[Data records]

────

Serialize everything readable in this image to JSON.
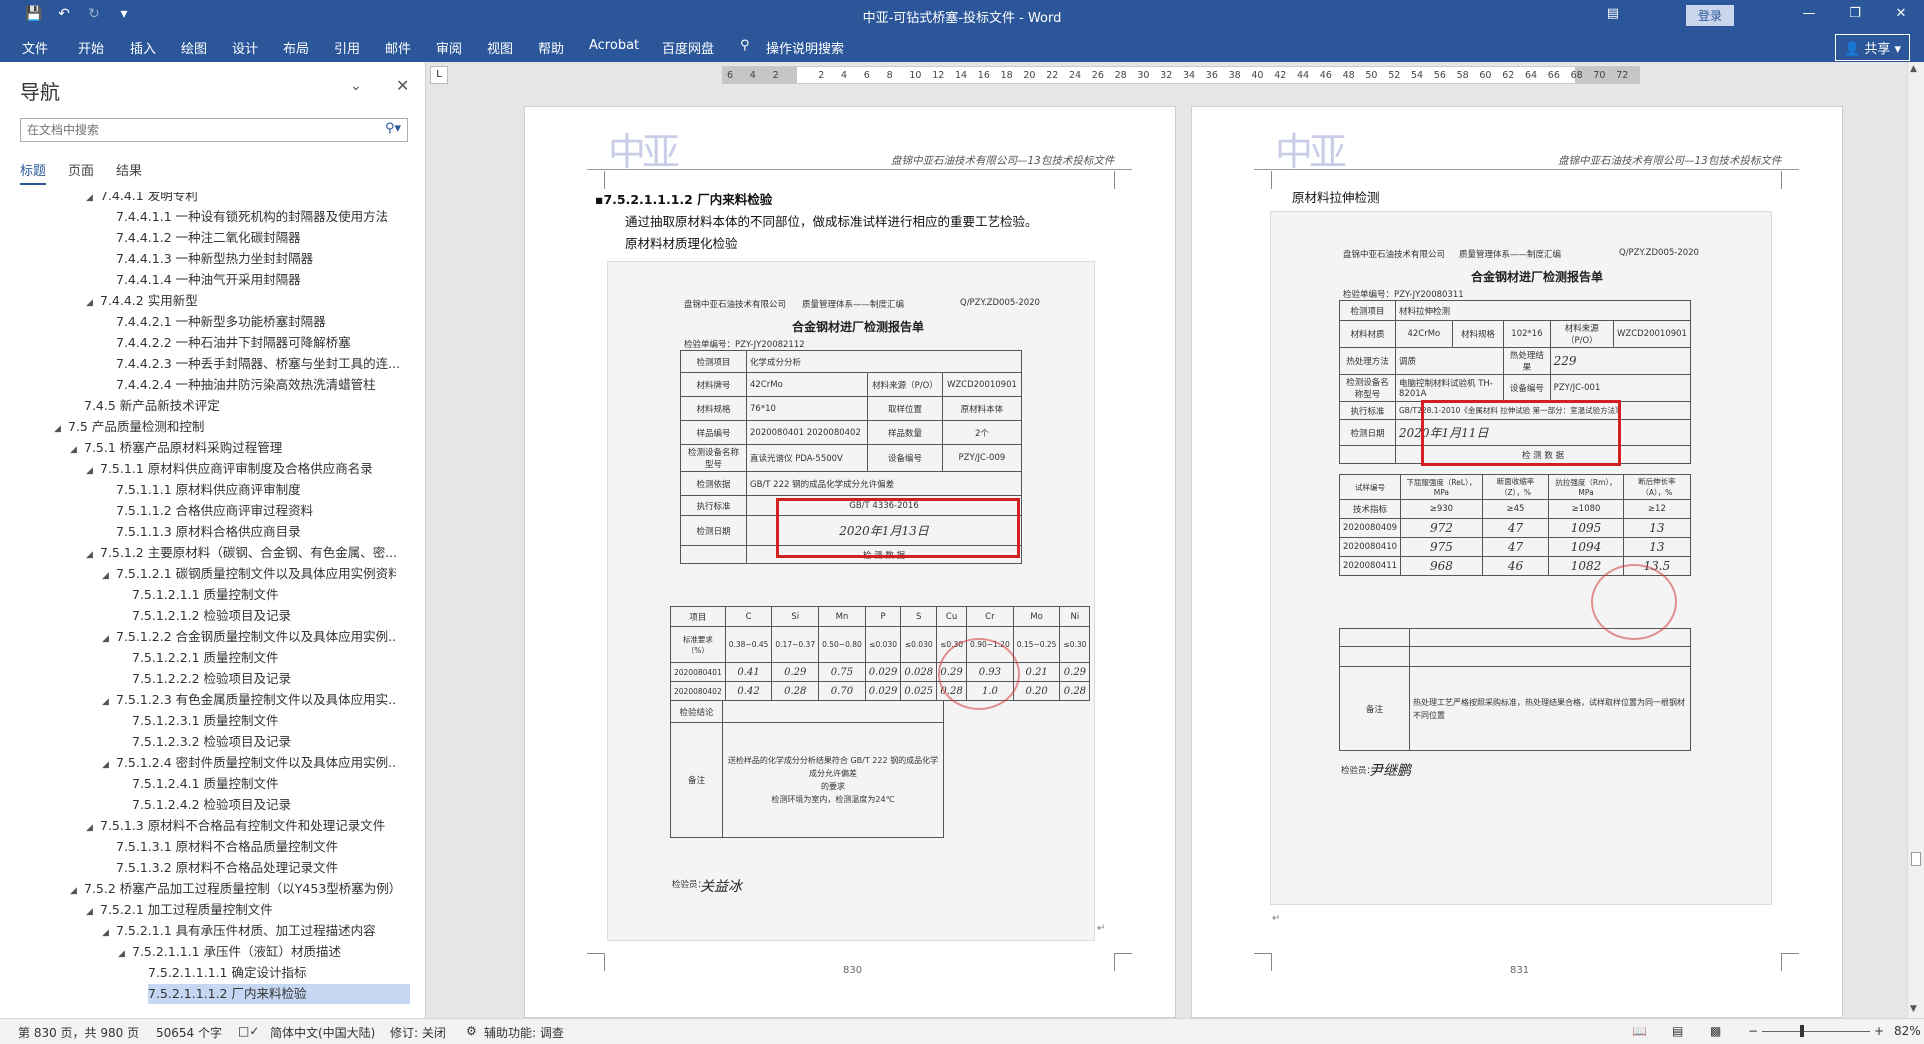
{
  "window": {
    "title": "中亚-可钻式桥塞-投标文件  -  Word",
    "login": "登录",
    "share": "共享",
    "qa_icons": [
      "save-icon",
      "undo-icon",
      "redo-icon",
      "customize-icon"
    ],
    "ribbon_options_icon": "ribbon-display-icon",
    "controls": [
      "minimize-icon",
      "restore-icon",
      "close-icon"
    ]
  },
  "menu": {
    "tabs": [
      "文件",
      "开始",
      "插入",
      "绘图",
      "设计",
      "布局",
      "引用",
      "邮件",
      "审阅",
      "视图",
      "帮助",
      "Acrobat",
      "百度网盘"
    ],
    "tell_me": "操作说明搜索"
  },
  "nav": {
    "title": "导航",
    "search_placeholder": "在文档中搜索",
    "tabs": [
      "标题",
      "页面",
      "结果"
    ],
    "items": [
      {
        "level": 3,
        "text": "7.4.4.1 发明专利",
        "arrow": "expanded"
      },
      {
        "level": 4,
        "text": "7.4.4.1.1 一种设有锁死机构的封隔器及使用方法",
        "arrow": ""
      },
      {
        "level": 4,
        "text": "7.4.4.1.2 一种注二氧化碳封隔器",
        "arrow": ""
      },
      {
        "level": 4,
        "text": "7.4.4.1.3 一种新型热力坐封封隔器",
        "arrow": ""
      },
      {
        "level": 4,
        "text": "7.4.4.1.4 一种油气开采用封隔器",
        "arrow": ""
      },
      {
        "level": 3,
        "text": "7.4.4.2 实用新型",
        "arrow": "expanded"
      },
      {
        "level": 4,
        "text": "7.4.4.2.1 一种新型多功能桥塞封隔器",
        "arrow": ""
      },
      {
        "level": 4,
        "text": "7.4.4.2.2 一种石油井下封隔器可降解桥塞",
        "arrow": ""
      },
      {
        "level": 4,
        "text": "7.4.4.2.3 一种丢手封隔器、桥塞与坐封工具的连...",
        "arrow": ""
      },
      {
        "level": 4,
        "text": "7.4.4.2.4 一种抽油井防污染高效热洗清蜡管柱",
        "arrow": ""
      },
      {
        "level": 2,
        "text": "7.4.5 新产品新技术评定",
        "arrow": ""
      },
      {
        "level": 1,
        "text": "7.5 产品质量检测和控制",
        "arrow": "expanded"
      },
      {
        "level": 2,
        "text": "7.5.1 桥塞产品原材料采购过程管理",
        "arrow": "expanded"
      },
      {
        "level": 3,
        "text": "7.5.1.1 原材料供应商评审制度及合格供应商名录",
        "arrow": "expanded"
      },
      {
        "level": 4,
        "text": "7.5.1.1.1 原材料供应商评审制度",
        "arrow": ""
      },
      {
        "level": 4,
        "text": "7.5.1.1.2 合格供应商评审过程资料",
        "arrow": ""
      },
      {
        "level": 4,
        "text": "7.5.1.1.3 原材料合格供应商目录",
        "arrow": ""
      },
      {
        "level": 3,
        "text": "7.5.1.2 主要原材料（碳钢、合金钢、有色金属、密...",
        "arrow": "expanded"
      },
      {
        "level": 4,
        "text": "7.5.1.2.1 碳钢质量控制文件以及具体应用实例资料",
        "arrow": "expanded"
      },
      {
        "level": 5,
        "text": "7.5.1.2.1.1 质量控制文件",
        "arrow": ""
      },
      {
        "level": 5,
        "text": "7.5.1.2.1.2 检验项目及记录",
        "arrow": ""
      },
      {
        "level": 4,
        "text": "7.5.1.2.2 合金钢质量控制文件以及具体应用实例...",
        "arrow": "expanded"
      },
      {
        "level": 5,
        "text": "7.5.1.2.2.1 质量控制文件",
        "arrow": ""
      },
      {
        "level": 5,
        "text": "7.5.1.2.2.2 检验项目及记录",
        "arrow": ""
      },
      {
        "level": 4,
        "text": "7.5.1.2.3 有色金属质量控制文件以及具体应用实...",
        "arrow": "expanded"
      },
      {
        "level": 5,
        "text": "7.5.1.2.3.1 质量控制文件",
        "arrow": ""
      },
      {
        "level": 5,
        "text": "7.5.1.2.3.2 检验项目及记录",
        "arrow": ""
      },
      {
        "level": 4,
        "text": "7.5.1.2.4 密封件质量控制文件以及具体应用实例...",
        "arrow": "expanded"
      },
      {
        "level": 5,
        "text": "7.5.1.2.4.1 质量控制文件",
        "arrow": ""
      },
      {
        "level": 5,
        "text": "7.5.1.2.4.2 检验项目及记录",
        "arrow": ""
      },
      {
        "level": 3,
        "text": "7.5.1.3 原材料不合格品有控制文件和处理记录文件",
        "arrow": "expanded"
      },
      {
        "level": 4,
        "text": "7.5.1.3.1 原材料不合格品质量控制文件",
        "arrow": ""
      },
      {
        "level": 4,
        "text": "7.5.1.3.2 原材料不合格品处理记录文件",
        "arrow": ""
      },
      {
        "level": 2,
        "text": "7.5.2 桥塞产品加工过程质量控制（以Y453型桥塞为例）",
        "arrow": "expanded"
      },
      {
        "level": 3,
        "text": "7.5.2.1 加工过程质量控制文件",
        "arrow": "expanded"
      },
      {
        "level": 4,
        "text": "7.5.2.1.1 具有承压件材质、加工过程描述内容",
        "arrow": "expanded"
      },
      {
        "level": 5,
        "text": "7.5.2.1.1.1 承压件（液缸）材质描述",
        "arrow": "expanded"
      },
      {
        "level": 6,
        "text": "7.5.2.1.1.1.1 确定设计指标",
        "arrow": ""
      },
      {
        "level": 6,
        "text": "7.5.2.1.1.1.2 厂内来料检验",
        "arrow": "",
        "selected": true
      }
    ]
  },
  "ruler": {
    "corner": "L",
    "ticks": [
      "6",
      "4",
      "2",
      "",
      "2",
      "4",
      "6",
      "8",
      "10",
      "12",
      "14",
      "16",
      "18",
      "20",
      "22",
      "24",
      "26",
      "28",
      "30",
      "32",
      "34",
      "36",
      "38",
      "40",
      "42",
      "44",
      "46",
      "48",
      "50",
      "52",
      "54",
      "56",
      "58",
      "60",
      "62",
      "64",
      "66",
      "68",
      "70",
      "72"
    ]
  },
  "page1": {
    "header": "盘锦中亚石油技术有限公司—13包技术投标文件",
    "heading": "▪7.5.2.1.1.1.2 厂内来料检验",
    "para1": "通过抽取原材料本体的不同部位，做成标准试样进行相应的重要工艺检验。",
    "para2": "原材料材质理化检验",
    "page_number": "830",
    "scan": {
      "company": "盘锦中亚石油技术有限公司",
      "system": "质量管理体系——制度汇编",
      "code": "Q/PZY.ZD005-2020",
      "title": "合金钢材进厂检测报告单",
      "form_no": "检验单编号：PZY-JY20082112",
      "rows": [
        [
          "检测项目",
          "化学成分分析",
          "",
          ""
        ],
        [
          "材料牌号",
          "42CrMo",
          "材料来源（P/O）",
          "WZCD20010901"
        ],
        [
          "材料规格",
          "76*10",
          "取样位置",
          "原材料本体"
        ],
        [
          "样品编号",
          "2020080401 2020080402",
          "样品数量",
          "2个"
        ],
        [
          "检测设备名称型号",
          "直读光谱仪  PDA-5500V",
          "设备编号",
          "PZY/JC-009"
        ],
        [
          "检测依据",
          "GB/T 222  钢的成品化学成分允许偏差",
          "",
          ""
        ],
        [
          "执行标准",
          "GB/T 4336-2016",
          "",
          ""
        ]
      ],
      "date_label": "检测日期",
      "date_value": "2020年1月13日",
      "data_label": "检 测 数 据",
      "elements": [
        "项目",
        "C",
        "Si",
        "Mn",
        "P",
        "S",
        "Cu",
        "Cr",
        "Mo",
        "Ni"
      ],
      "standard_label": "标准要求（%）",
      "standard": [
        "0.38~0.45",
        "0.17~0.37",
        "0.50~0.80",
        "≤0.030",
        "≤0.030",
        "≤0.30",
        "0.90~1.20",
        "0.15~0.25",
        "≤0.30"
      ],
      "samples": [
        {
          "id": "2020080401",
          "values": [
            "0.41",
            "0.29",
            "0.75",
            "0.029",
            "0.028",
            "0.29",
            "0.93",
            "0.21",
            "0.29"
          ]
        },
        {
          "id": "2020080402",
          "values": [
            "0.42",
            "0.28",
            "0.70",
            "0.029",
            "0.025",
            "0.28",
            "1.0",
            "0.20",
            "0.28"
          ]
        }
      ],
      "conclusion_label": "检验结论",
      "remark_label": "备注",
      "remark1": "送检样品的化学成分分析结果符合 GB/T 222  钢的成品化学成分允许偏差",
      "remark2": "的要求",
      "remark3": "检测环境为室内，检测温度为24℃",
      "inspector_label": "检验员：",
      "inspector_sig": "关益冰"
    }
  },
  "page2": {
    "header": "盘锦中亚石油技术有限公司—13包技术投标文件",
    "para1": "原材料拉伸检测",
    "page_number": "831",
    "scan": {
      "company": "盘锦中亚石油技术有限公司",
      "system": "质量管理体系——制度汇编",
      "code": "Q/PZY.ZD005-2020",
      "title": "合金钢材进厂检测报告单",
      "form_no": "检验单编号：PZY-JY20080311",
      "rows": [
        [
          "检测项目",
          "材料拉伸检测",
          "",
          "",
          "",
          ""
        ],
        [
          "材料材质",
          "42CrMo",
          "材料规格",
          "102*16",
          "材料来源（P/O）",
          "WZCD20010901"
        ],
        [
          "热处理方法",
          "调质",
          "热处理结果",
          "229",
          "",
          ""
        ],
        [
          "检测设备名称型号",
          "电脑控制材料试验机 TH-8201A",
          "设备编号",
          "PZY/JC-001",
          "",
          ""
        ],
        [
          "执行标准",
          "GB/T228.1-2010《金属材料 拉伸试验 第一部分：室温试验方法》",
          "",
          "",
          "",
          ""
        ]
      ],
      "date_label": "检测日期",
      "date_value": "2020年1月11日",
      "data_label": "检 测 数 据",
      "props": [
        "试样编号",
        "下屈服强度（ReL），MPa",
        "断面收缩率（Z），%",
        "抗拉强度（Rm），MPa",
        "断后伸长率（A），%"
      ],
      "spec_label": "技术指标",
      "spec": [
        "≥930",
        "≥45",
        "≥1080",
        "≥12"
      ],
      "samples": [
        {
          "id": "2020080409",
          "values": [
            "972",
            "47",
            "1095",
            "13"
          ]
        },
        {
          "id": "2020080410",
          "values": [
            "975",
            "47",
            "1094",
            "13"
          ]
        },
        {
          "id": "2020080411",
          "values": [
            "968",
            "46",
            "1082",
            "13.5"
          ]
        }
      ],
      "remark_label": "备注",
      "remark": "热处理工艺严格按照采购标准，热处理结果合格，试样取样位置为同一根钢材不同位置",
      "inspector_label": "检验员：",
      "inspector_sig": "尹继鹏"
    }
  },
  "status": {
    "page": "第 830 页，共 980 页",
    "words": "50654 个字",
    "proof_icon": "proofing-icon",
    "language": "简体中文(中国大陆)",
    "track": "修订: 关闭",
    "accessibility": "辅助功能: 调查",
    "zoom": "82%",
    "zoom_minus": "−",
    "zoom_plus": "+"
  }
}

────

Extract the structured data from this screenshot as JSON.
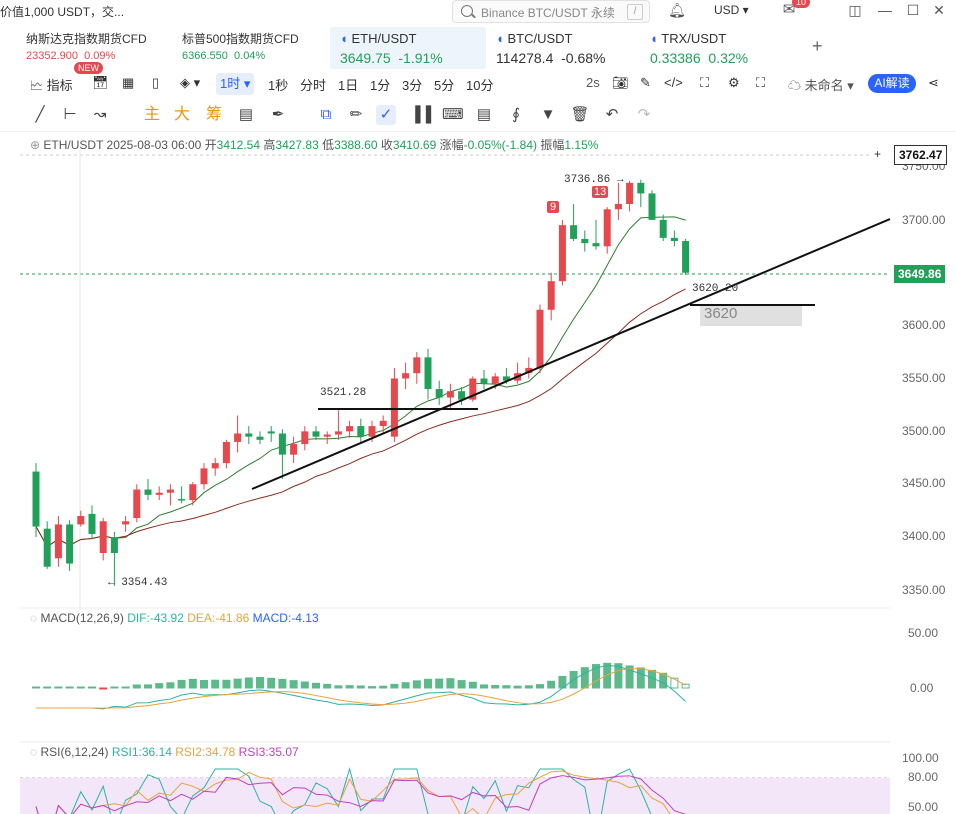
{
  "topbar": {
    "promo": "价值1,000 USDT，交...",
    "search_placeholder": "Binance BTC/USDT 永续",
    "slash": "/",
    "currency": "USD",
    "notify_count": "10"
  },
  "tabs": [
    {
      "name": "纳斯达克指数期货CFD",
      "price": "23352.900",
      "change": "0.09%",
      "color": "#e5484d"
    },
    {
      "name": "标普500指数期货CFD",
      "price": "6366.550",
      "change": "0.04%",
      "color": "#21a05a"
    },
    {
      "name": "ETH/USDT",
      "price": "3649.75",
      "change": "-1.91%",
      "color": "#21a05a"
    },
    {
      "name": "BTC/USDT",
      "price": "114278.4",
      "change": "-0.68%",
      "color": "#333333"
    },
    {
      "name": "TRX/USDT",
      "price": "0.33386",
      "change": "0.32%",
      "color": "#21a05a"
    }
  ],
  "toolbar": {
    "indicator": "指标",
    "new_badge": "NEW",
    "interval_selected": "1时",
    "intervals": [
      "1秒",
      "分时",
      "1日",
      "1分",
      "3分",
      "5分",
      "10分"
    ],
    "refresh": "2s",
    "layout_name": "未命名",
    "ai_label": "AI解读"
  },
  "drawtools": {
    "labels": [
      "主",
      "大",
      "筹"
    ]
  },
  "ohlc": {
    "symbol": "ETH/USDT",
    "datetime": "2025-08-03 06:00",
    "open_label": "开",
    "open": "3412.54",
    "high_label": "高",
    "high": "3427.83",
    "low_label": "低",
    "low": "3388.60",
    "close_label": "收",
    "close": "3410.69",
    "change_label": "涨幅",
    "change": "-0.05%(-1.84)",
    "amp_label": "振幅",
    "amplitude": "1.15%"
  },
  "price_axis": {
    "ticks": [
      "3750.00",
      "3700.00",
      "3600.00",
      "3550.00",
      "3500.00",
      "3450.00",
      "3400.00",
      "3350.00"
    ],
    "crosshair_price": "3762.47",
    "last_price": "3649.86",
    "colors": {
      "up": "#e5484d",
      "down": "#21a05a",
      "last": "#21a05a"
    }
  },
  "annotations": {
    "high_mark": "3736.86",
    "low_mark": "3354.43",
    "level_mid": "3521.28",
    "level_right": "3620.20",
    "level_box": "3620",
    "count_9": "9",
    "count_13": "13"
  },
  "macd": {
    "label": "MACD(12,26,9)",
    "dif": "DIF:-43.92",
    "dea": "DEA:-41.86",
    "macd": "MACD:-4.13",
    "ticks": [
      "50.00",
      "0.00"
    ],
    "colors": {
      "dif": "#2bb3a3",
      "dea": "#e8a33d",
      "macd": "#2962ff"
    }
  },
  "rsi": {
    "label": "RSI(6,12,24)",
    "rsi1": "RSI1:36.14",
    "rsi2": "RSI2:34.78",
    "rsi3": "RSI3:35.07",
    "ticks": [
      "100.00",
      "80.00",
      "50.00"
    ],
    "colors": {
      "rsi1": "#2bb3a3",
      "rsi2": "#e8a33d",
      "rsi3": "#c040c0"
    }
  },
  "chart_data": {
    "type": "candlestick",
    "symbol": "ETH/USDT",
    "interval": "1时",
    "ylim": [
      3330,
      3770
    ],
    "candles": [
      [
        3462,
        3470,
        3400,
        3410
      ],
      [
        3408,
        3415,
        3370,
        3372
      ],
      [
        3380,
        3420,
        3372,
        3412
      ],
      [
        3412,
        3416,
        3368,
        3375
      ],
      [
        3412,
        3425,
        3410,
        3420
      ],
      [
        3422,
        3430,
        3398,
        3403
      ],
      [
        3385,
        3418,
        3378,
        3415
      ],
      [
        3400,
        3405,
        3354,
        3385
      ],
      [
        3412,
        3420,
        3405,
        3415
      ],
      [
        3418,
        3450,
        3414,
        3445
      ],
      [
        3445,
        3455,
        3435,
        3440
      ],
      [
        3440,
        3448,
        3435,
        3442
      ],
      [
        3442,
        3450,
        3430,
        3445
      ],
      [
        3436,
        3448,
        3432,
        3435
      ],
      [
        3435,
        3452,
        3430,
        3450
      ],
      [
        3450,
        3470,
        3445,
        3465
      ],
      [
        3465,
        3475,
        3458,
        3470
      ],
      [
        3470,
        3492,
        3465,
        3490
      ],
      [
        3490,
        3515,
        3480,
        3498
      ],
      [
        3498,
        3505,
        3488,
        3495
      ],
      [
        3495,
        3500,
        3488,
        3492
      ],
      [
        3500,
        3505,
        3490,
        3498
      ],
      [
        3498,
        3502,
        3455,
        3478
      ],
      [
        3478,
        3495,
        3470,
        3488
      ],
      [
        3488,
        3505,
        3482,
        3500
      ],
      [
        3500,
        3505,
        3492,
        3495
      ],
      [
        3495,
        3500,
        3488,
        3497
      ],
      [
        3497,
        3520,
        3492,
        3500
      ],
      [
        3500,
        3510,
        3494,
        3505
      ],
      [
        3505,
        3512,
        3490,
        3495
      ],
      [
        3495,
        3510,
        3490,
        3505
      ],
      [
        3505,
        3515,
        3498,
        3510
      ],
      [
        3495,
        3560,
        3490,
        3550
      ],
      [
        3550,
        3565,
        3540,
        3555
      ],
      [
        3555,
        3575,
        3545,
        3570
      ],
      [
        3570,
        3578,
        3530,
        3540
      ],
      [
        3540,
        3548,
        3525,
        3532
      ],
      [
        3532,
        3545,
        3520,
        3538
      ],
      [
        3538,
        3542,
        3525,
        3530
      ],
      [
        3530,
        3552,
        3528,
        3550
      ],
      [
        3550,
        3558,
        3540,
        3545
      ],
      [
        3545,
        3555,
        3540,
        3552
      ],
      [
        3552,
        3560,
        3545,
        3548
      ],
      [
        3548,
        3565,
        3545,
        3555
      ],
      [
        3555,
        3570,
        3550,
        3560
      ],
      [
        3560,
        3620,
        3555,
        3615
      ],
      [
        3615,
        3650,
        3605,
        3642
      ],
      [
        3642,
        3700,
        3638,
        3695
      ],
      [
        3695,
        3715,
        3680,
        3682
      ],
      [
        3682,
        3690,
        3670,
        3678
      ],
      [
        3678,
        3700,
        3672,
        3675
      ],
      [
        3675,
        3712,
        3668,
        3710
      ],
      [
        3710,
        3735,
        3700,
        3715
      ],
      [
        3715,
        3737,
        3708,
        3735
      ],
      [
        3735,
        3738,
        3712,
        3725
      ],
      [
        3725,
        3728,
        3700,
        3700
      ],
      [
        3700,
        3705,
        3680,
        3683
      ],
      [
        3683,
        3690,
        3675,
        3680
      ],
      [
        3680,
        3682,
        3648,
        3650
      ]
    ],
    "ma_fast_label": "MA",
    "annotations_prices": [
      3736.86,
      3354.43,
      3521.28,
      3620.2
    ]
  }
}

────

(Task directions): Each line holding "厂内来料检验" must be found and copied.

(Complete response):
        "text": "7.5.2.1.1.1.2 厂内来料检验",
    "heading": "▪7.5.2.1.1.1.2 厂内来料检验",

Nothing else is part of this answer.